REQUIREMENT: How many lines of the records below contain the word "name"? Answer with the number alone.

□ □ □

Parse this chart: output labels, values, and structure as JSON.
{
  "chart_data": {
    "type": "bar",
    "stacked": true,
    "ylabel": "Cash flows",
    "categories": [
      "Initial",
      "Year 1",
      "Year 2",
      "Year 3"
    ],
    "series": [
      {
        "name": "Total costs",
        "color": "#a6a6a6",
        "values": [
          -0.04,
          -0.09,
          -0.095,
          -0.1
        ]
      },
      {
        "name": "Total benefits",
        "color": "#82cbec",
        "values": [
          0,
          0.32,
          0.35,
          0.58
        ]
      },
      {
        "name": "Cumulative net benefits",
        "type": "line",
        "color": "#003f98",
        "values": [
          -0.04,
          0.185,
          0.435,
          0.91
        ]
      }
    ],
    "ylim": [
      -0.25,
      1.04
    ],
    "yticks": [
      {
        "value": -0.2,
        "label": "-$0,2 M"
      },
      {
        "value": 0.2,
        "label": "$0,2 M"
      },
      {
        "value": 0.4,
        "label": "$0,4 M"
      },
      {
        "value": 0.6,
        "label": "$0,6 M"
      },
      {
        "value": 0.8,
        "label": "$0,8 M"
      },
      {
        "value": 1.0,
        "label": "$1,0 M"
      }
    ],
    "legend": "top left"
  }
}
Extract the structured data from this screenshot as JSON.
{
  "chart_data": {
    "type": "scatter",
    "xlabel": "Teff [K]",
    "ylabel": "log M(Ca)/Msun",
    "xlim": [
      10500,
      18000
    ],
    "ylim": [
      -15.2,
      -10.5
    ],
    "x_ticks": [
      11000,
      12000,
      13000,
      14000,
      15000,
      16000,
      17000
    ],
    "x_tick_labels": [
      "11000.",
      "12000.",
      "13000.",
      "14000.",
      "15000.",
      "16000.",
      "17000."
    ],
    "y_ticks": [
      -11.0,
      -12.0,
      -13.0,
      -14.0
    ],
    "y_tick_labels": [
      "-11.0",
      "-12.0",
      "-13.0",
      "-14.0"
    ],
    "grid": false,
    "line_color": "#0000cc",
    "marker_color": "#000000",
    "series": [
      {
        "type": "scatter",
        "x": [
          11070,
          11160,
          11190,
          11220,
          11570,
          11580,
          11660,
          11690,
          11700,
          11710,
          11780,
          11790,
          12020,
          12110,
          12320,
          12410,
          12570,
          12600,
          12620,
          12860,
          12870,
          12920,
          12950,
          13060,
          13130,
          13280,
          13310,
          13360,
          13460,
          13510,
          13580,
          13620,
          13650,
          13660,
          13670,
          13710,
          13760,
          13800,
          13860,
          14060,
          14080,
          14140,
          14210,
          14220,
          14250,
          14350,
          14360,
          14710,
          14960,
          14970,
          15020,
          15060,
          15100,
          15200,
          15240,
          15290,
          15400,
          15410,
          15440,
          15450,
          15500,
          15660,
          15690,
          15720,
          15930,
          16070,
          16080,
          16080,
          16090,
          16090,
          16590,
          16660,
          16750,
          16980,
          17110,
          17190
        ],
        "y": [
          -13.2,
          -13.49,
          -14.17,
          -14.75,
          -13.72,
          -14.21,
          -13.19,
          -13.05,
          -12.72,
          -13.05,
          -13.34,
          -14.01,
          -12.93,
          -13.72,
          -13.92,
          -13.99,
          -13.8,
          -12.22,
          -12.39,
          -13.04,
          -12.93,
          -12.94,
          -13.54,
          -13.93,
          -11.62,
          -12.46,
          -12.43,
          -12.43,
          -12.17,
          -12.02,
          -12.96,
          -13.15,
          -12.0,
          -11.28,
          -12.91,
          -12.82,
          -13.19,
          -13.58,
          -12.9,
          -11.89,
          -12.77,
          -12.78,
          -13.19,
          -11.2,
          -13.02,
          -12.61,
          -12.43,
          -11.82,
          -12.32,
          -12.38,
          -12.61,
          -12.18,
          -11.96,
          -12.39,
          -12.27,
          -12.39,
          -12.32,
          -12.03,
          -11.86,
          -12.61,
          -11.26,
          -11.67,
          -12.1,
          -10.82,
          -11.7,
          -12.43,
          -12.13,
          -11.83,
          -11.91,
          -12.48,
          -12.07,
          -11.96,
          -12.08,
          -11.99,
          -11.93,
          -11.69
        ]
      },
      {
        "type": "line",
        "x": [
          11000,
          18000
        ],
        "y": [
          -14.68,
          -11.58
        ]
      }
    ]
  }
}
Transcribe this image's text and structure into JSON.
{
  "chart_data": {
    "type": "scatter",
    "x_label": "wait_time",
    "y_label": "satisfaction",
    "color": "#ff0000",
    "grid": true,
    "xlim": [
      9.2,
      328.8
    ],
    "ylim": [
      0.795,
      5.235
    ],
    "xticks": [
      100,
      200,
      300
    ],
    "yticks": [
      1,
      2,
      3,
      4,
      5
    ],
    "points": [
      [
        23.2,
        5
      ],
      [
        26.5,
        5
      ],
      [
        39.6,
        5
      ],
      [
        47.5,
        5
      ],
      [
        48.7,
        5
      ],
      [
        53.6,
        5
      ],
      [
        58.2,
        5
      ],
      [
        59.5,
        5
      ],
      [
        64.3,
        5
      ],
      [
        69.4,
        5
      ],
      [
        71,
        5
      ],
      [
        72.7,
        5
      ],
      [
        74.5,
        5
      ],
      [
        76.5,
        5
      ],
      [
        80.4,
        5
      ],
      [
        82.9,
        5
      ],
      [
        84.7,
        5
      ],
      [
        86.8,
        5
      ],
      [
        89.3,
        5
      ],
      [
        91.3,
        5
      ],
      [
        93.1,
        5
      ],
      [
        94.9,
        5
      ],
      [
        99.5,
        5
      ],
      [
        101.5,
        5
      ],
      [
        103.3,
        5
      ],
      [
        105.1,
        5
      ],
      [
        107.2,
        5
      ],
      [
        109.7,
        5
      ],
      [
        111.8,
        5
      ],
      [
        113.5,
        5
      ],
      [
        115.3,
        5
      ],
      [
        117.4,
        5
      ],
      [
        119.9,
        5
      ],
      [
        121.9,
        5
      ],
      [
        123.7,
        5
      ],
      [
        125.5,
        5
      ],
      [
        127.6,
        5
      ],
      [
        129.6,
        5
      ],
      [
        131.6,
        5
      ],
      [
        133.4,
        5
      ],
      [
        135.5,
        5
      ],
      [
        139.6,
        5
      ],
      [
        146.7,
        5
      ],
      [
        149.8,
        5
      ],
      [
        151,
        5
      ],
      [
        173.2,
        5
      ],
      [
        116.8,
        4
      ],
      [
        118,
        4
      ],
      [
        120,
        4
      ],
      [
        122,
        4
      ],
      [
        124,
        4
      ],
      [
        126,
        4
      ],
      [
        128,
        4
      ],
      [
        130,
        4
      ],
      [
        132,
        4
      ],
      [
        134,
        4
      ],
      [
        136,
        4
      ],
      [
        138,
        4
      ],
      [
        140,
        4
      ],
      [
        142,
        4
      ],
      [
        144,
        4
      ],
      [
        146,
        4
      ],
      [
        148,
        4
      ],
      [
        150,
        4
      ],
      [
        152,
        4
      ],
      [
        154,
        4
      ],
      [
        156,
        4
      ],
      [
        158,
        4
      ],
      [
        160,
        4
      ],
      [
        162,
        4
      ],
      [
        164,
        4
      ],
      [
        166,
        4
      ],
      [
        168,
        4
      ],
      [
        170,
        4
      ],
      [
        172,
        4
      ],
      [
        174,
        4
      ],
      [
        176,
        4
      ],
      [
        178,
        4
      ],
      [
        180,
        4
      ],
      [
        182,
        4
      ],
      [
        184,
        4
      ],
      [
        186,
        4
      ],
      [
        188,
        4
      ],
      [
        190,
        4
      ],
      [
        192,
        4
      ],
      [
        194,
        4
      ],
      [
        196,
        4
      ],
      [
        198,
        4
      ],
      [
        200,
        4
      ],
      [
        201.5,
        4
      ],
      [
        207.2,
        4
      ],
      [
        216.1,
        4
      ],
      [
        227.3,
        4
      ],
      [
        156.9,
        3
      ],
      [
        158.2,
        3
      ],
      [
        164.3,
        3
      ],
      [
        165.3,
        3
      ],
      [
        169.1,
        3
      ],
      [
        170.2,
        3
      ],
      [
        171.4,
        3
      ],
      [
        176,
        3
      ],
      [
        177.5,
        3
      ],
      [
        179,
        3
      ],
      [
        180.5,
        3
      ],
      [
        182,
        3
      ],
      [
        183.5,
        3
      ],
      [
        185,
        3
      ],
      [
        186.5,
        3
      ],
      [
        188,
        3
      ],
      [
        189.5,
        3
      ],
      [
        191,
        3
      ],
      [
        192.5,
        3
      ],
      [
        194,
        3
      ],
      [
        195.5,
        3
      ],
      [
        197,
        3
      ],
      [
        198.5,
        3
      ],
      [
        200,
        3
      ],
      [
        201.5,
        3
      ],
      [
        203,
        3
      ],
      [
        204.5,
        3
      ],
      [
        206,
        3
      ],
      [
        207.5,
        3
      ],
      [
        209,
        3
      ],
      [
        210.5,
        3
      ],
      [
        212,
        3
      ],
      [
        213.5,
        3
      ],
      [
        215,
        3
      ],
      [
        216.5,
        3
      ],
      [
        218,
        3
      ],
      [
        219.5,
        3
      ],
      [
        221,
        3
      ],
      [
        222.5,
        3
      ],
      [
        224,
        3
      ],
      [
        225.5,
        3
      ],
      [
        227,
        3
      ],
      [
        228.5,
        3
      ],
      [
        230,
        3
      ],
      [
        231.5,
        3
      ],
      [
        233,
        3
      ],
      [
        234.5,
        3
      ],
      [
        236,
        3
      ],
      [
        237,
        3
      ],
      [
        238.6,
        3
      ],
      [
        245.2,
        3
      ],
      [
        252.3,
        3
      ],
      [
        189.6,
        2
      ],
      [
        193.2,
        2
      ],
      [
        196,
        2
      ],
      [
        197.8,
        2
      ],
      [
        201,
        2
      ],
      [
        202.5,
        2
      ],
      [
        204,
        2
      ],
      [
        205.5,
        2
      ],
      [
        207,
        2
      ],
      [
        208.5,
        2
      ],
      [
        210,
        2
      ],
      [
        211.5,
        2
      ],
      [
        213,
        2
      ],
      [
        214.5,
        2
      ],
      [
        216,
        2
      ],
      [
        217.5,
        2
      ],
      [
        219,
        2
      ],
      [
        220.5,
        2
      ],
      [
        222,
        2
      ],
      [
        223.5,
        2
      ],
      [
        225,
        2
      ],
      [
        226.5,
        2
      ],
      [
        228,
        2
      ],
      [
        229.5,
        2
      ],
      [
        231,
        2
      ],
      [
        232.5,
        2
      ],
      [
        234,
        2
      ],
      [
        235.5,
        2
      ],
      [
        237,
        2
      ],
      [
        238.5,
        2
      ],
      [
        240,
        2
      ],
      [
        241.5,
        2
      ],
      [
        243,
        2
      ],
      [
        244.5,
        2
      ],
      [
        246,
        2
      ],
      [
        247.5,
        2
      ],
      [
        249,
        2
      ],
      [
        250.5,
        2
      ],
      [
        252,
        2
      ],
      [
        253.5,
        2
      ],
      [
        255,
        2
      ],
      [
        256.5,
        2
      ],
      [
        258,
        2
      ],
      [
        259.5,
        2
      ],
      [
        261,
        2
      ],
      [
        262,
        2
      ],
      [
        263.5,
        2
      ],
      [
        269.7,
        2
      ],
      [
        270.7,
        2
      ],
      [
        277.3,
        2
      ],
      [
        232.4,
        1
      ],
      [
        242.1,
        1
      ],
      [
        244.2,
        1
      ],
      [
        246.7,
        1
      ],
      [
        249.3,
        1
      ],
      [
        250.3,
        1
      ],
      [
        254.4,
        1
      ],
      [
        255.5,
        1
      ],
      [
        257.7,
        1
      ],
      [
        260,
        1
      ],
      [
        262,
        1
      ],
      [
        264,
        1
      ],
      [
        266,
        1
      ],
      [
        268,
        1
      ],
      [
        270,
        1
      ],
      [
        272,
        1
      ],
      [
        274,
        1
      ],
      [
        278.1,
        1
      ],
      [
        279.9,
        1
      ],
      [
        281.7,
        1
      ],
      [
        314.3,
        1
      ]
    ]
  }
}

□ □ □

TASK OUTPUT: 3